**WHAT YOU HAVE TO DO**
Transcribe the entries exactly; images are not part of the copy.

(Collected data)
◇ ◇ ◇ ◇ ◇ ◇ ◇

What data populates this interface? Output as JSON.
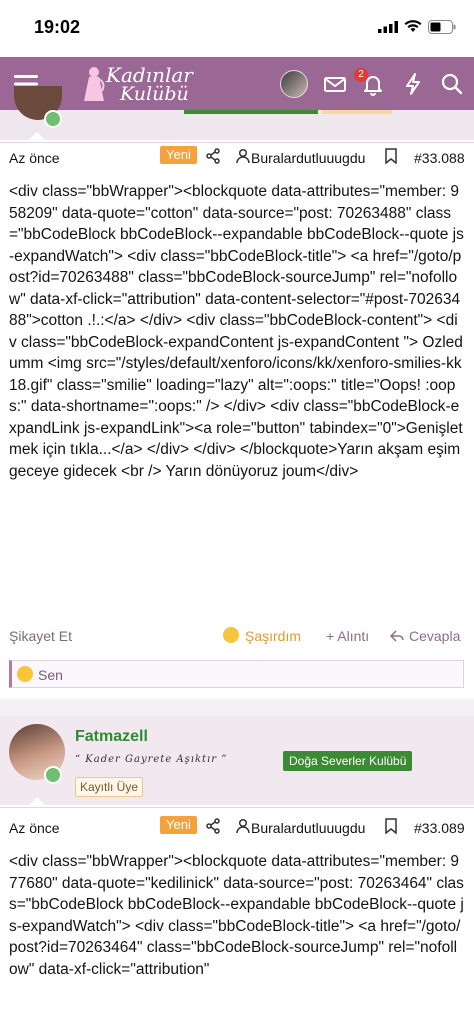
{
  "status_bar": {
    "time": "19:02"
  },
  "header": {
    "logo_line1": "Kadınlar",
    "logo_line2": "Kulübü",
    "alerts_count": "2",
    "icons": [
      "menu-icon",
      "avatar",
      "mail-icon",
      "bell-icon",
      "bolt-icon",
      "search-icon"
    ]
  },
  "posts": [
    {
      "time_ago": "Az önce",
      "new_label": "Yeni",
      "author_link": "Buralardutluuugdu",
      "post_number": "#33.088",
      "body": "<div class=\"bbWrapper\"><blockquote data-attributes=\"member: 958209\" data-quote=\"cotton\" data-source=\"post: 70263488\" class=\"bbCodeBlock bbCodeBlock--expandable bbCodeBlock--quote js-expandWatch\"> <div class=\"bbCodeBlock-title\"> <a href=\"/goto/post?id=70263488\" class=\"bbCodeBlock-sourceJump\" rel=\"nofollow\" data-xf-click=\"attribution\" data-content-selector=\"#post-70263488\">cotton .!.:</a> </div> <div class=\"bbCodeBlock-content\"> <div class=\"bbCodeBlock-expandContent js-expandContent \"> Ozledumm <img src=\"/styles/default/xenforo/icons/kk/xenforo-smilies-kk18.gif\" class=\"smilie\" loading=\"lazy\" alt=\":oops:\" title=\"Oops! :oops:\" data-shortname=\":oops:\" /> </div> <div class=\"bbCodeBlock-expandLink js-expandLink\"><a role=\"button\" tabindex=\"0\">Genişletmek için tıkla...</a> </div> </div> </blockquote>Yarın akşam eşim geceye gidecek <br /> Yarın dönüyoruz joum</div>",
      "actions": {
        "report": "Şikayet Et",
        "reaction": "Şaşırdım",
        "quote": "+ Alıntı",
        "reply": "Cevapla"
      },
      "reactions_by": "Sen"
    },
    {
      "username": "Fatmazell",
      "slogan": "“ 𝐾𝑎𝑑𝑒𝑟 𝐺𝑎𝑦𝑟𝑒𝑡𝑒 𝐴ş𝚤𝑘𝑡𝚤𝑟 ”",
      "group_badge": "Doğa Severler Kulübü",
      "role": "Kayıtlı Üye",
      "time_ago": "Az önce",
      "new_label": "Yeni",
      "author_link": "Buralardutluuugdu",
      "post_number": "#33.089",
      "body": "<div class=\"bbWrapper\"><blockquote data-attributes=\"member: 977680\" data-quote=\"kedilinick\" data-source=\"post: 70263464\" class=\"bbCodeBlock bbCodeBlock--expandable bbCodeBlock--quote js-expandWatch\"> <div class=\"bbCodeBlock-title\"> <a href=\"/goto/post?id=70263464\" class=\"bbCodeBlock-sourceJump\" rel=\"nofollow\" data-xf-click=\"attribution\""
    }
  ]
}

◇ ◇ ◇ ◇ ◇ ◇ ◇

**ANSWER FOR THIS EXERCISE**
What data populates this interface? Output as JSON.
{
  "status_bar": {
    "time": "19:02"
  },
  "header": {
    "logo_line1": "Kadınlar",
    "logo_line2": "Kulübü",
    "alerts_count": "2",
    "icons": [
      "menu-icon",
      "avatar",
      "mail-icon",
      "bell-icon",
      "bolt-icon",
      "search-icon"
    ]
  },
  "posts": [
    {
      "time_ago": "Az önce",
      "new_label": "Yeni",
      "author_link": "Buralardutluuugdu",
      "post_number": "#33.088",
      "body": "<div class=\"bbWrapper\"><blockquote data-attributes=\"member: 958209\" data-quote=\"cotton\" data-source=\"post: 70263488\" class=\"bbCodeBlock bbCodeBlock--expandable bbCodeBlock--quote js-expandWatch\"> <div class=\"bbCodeBlock-title\"> <a href=\"/goto/post?id=70263488\" class=\"bbCodeBlock-sourceJump\" rel=\"nofollow\" data-xf-click=\"attribution\" data-content-selector=\"#post-70263488\">cotton .!.:</a> </div> <div class=\"bbCodeBlock-content\"> <div class=\"bbCodeBlock-expandContent js-expandContent \"> Ozledumm <img src=\"/styles/default/xenforo/icons/kk/xenforo-smilies-kk18.gif\" class=\"smilie\" loading=\"lazy\" alt=\":oops:\" title=\"Oops! :oops:\" data-shortname=\":oops:\" /> </div> <div class=\"bbCodeBlock-expandLink js-expandLink\"><a role=\"button\" tabindex=\"0\">Genişletmek için tıkla...</a> </div> </div> </blockquote>Yarın akşam eşim geceye gidecek <br /> Yarın dönüyoruz joum</div>",
      "actions": {
        "report": "Şikayet Et",
        "reaction": "Şaşırdım",
        "quote": "+ Alıntı",
        "reply": "Cevapla"
      },
      "reactions_by": "Sen"
    },
    {
      "username": "Fatmazell",
      "slogan": "“ 𝐾𝑎𝑑𝑒𝑟 𝐺𝑎𝑦𝑟𝑒𝑡𝑒 𝐴ş𝚤𝑘𝑡𝚤𝑟 ”",
      "group_badge": "Doğa Severler Kulübü",
      "role": "Kayıtlı Üye",
      "time_ago": "Az önce",
      "new_label": "Yeni",
      "author_link": "Buralardutluuugdu",
      "post_number": "#33.089",
      "body": "<div class=\"bbWrapper\"><blockquote data-attributes=\"member: 977680\" data-quote=\"kedilinick\" data-source=\"post: 70263464\" class=\"bbCodeBlock bbCodeBlock--expandable bbCodeBlock--quote js-expandWatch\"> <div class=\"bbCodeBlock-title\"> <a href=\"/goto/post?id=70263464\" class=\"bbCodeBlock-sourceJump\" rel=\"nofollow\" data-xf-click=\"attribution\""
    }
  ]
}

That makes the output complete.